## Start
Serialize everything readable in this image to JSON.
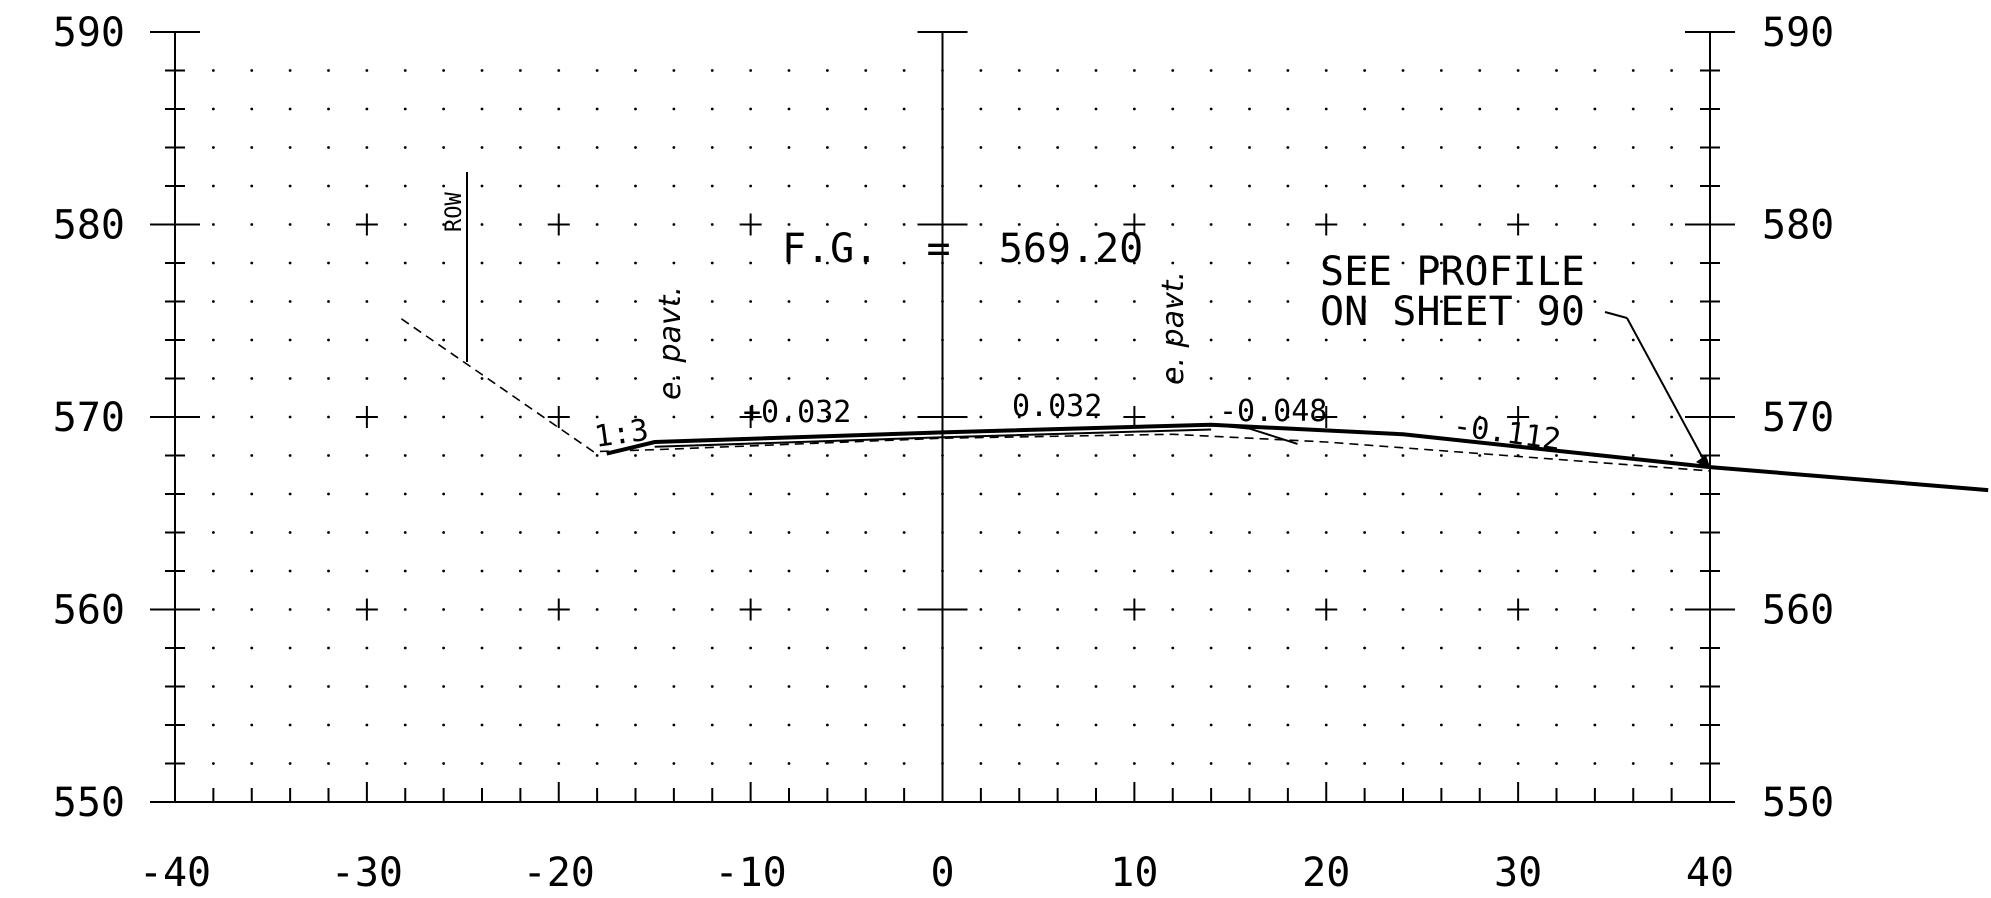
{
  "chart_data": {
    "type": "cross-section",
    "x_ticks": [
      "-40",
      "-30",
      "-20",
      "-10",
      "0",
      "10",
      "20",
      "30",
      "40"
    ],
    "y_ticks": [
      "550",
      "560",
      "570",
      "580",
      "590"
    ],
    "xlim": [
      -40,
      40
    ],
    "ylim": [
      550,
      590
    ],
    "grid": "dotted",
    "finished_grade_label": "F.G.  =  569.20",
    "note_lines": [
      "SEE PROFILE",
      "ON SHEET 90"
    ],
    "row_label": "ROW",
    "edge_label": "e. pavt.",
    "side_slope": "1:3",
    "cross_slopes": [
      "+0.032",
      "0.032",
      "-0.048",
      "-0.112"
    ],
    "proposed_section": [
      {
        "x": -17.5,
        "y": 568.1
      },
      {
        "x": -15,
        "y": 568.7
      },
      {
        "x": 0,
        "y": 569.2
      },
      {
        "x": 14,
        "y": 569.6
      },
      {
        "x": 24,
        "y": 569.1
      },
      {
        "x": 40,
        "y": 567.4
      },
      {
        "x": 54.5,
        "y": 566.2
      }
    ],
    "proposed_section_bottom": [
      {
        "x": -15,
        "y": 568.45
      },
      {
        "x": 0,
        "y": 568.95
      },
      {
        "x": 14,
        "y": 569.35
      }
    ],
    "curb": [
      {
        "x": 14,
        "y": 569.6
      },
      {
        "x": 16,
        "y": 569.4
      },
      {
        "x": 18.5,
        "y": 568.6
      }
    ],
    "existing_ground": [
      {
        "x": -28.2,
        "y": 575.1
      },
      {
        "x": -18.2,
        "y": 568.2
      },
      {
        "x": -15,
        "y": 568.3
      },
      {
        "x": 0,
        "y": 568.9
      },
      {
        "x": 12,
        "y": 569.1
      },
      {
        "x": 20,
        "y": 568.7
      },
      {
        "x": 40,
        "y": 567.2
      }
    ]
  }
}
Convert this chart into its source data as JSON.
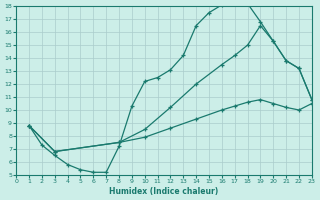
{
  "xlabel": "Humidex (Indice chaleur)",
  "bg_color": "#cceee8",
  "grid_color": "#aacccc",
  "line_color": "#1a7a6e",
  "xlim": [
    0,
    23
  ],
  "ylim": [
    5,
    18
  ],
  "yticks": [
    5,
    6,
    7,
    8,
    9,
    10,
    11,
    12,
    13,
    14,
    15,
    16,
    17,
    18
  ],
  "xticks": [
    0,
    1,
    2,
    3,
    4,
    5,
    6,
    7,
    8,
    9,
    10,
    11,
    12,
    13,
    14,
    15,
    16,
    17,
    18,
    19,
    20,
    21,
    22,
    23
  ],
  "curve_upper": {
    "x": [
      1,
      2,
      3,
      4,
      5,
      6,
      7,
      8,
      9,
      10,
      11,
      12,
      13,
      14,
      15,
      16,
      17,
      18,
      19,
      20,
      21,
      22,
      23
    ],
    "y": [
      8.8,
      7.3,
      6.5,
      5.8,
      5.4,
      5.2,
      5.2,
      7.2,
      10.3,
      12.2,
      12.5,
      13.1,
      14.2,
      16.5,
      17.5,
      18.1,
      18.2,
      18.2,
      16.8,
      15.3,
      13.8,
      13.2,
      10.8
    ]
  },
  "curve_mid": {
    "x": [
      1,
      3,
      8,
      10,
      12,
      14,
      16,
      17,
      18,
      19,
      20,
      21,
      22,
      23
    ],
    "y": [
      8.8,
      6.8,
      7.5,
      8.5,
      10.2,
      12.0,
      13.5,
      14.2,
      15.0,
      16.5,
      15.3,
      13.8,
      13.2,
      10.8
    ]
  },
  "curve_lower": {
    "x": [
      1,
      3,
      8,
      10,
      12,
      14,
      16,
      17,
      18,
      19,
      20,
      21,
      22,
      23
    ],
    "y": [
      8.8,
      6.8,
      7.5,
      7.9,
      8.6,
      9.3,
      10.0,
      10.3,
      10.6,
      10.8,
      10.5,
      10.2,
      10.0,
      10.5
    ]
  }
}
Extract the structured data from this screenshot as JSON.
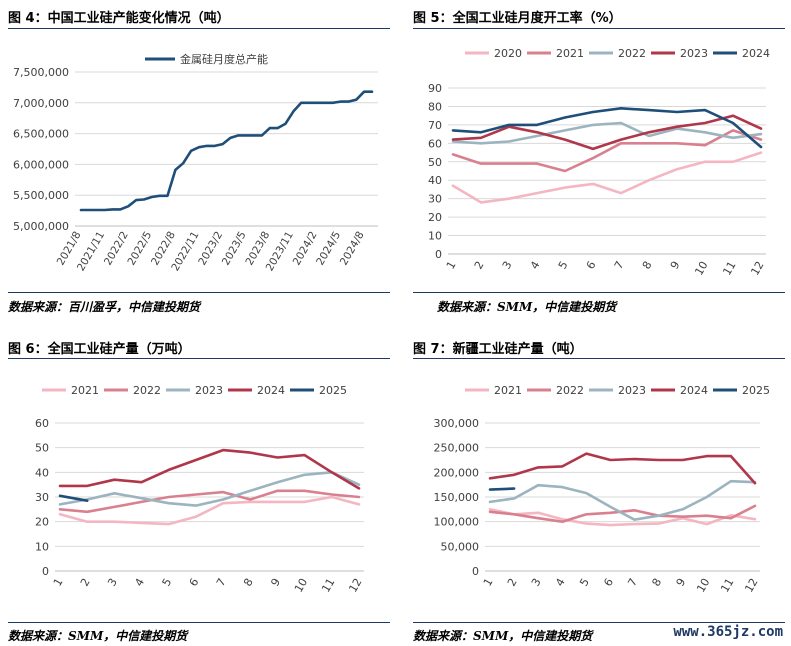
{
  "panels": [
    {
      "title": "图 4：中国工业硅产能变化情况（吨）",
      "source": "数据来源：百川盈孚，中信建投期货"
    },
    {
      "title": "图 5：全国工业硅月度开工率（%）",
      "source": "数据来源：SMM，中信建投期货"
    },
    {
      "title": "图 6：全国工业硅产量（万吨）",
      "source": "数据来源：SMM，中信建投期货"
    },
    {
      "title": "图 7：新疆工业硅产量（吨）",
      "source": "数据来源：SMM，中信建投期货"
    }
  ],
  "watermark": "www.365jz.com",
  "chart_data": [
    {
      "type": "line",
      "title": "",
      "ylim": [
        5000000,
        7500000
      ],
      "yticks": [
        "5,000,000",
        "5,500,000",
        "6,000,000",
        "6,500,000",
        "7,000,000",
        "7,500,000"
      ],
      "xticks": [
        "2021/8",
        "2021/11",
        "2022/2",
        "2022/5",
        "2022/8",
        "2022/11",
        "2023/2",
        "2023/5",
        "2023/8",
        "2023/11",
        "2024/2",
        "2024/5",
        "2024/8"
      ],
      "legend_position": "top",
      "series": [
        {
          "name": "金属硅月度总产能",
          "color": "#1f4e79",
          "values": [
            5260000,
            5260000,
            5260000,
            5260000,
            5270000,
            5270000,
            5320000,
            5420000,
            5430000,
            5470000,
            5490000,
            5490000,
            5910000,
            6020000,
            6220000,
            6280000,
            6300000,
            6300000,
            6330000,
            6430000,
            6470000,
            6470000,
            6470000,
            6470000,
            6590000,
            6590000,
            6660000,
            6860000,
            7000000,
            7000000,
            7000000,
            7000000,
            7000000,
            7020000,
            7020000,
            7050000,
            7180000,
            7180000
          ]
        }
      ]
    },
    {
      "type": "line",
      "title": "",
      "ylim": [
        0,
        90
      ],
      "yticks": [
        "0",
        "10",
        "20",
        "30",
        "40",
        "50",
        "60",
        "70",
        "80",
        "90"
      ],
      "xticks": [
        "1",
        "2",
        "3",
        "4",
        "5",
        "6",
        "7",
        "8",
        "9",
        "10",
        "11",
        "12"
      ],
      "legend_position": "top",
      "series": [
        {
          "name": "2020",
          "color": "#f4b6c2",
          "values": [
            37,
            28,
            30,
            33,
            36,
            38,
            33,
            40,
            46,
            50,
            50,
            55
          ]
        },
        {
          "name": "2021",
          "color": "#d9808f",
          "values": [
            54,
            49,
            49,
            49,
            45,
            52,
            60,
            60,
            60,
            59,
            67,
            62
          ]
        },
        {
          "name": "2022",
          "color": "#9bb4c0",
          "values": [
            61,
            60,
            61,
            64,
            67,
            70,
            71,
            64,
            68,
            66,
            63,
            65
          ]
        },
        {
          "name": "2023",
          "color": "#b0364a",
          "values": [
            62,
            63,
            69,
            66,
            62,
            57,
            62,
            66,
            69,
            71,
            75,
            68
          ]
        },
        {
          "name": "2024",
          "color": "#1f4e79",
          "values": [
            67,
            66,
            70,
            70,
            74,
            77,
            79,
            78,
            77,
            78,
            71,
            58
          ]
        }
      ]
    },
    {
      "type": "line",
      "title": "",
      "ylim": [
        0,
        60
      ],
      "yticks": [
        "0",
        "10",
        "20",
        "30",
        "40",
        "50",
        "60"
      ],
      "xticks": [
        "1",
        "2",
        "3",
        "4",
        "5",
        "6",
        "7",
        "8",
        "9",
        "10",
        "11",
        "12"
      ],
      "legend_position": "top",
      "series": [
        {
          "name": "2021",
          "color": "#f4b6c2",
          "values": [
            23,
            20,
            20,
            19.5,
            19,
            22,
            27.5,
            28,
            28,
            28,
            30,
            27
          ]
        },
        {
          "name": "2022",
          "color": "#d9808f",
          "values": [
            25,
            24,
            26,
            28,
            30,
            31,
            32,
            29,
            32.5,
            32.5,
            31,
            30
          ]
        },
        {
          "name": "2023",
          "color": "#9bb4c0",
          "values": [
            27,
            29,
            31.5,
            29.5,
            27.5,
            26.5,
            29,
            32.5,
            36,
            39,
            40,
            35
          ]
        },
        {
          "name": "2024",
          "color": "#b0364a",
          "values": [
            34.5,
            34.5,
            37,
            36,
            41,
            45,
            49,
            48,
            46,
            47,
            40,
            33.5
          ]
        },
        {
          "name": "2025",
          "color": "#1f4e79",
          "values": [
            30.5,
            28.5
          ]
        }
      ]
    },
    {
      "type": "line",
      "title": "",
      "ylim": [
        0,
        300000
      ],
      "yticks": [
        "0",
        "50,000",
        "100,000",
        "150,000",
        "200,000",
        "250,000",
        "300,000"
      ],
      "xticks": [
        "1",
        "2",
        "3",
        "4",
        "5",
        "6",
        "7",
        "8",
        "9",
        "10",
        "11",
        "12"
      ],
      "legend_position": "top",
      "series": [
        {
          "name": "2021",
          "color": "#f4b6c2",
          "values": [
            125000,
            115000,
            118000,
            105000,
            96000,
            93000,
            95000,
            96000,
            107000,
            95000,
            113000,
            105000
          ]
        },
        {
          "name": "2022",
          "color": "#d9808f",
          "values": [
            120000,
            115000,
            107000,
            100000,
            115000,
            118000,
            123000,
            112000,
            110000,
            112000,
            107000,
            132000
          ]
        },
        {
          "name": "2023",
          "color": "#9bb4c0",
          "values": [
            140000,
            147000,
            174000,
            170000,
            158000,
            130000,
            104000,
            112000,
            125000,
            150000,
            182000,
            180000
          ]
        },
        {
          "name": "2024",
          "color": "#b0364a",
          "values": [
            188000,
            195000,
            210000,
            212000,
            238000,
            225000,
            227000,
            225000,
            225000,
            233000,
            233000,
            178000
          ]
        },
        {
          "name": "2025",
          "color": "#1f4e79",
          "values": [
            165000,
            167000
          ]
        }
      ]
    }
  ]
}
## End
### Task description
Wherever the word "this" occurs in a line of the listing, copy that line.

### Final result
Serialize everything readable in this image to JSON.
Convert this chart into its source data as JSON.
Extract the structured data from this screenshot as JSON.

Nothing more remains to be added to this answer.